- **EXERCISE DETAILS**
Transcribe every line exactly. Leave the pictures behind.

* * *

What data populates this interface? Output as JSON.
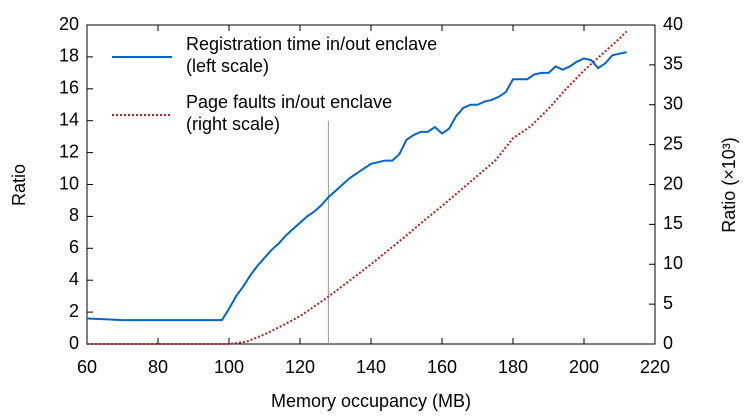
{
  "chart_data": {
    "type": "line",
    "x_label": "Memory occupancy (MB)",
    "y_label": "Ratio",
    "y2_label": "Ratio (×10³)",
    "xlim": [
      60,
      220
    ],
    "xticks": [
      60,
      80,
      100,
      120,
      140,
      160,
      180,
      200,
      220
    ],
    "ylim": [
      0,
      20
    ],
    "yticks": [
      0,
      2,
      4,
      6,
      8,
      10,
      12,
      14,
      16,
      18,
      20
    ],
    "y2lim": [
      0,
      40
    ],
    "y2ticks": [
      0,
      5,
      10,
      15,
      20,
      25,
      30,
      35,
      40
    ],
    "legend": "upper-left",
    "reference_line": {
      "x": 128,
      "y": 14
    },
    "series": [
      {
        "name": "Registration time in/out enclave\n(left scale)",
        "color": "#0066cc",
        "style": "solid",
        "x": [
          60,
          65,
          70,
          75,
          80,
          85,
          90,
          95,
          98,
          100,
          102,
          104,
          106,
          108,
          110,
          112,
          114,
          116,
          118,
          120,
          122,
          124,
          126,
          128,
          130,
          132,
          134,
          136,
          138,
          140,
          142,
          144,
          146,
          148,
          150,
          152,
          154,
          156,
          158,
          160,
          162,
          164,
          166,
          168,
          170,
          172,
          174,
          176,
          178,
          180,
          182,
          184,
          186,
          188,
          190,
          192,
          194,
          196,
          198,
          200,
          202,
          204,
          206,
          208,
          210,
          212
        ],
        "values": [
          1.6,
          1.55,
          1.5,
          1.5,
          1.5,
          1.5,
          1.5,
          1.5,
          1.5,
          2.2,
          3.0,
          3.6,
          4.3,
          4.9,
          5.4,
          5.9,
          6.3,
          6.8,
          7.2,
          7.6,
          8.0,
          8.3,
          8.7,
          9.2,
          9.6,
          10.0,
          10.4,
          10.7,
          11.0,
          11.3,
          11.4,
          11.5,
          11.5,
          11.9,
          12.8,
          13.1,
          13.3,
          13.3,
          13.6,
          13.2,
          13.5,
          14.3,
          14.8,
          15.0,
          15.0,
          15.2,
          15.3,
          15.5,
          15.8,
          16.6,
          16.6,
          16.6,
          16.9,
          17.0,
          17.0,
          17.4,
          17.2,
          17.4,
          17.7,
          17.9,
          17.8,
          17.3,
          17.6,
          18.1,
          18.2,
          18.3
        ]
      },
      {
        "name": "Page faults in/out enclave\n(right scale)",
        "color": "#b22222",
        "style": "dotted",
        "axis": "y2",
        "x": [
          60,
          80,
          100,
          105,
          110,
          115,
          120,
          125,
          130,
          135,
          140,
          145,
          150,
          155,
          160,
          165,
          170,
          175,
          180,
          185,
          190,
          195,
          200,
          205,
          210,
          212
        ],
        "values": [
          0,
          0,
          0,
          0.3,
          1.2,
          2.3,
          3.5,
          5.0,
          6.6,
          8.3,
          10.0,
          11.8,
          13.6,
          15.5,
          17.3,
          19.2,
          21.1,
          23.0,
          25.8,
          27.3,
          29.5,
          32.0,
          34.3,
          36.3,
          38.3,
          39.2
        ]
      }
    ]
  }
}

* * *

- **TASK RESPONSE**
What data populates this interface? Output as JSON.
{
  "chart_data": {
    "type": "line",
    "x_label": "Memory occupancy (MB)",
    "y_label": "Ratio",
    "y2_label": "Ratio (×10³)",
    "xlim": [
      60,
      220
    ],
    "xticks": [
      60,
      80,
      100,
      120,
      140,
      160,
      180,
      200,
      220
    ],
    "ylim": [
      0,
      20
    ],
    "yticks": [
      0,
      2,
      4,
      6,
      8,
      10,
      12,
      14,
      16,
      18,
      20
    ],
    "y2lim": [
      0,
      40
    ],
    "y2ticks": [
      0,
      5,
      10,
      15,
      20,
      25,
      30,
      35,
      40
    ],
    "legend": "upper-left",
    "reference_line": {
      "x": 128,
      "y": 14
    },
    "series": [
      {
        "name": "Registration time in/out enclave\n(left scale)",
        "color": "#0066cc",
        "style": "solid",
        "x": [
          60,
          65,
          70,
          75,
          80,
          85,
          90,
          95,
          98,
          100,
          102,
          104,
          106,
          108,
          110,
          112,
          114,
          116,
          118,
          120,
          122,
          124,
          126,
          128,
          130,
          132,
          134,
          136,
          138,
          140,
          142,
          144,
          146,
          148,
          150,
          152,
          154,
          156,
          158,
          160,
          162,
          164,
          166,
          168,
          170,
          172,
          174,
          176,
          178,
          180,
          182,
          184,
          186,
          188,
          190,
          192,
          194,
          196,
          198,
          200,
          202,
          204,
          206,
          208,
          210,
          212
        ],
        "values": [
          1.6,
          1.55,
          1.5,
          1.5,
          1.5,
          1.5,
          1.5,
          1.5,
          1.5,
          2.2,
          3.0,
          3.6,
          4.3,
          4.9,
          5.4,
          5.9,
          6.3,
          6.8,
          7.2,
          7.6,
          8.0,
          8.3,
          8.7,
          9.2,
          9.6,
          10.0,
          10.4,
          10.7,
          11.0,
          11.3,
          11.4,
          11.5,
          11.5,
          11.9,
          12.8,
          13.1,
          13.3,
          13.3,
          13.6,
          13.2,
          13.5,
          14.3,
          14.8,
          15.0,
          15.0,
          15.2,
          15.3,
          15.5,
          15.8,
          16.6,
          16.6,
          16.6,
          16.9,
          17.0,
          17.0,
          17.4,
          17.2,
          17.4,
          17.7,
          17.9,
          17.8,
          17.3,
          17.6,
          18.1,
          18.2,
          18.3
        ]
      },
      {
        "name": "Page faults in/out enclave\n(right scale)",
        "color": "#b22222",
        "style": "dotted",
        "axis": "y2",
        "x": [
          60,
          80,
          100,
          105,
          110,
          115,
          120,
          125,
          130,
          135,
          140,
          145,
          150,
          155,
          160,
          165,
          170,
          175,
          180,
          185,
          190,
          195,
          200,
          205,
          210,
          212
        ],
        "values": [
          0,
          0,
          0,
          0.3,
          1.2,
          2.3,
          3.5,
          5.0,
          6.6,
          8.3,
          10.0,
          11.8,
          13.6,
          15.5,
          17.3,
          19.2,
          21.1,
          23.0,
          25.8,
          27.3,
          29.5,
          32.0,
          34.3,
          36.3,
          38.3,
          39.2
        ]
      }
    ]
  }
}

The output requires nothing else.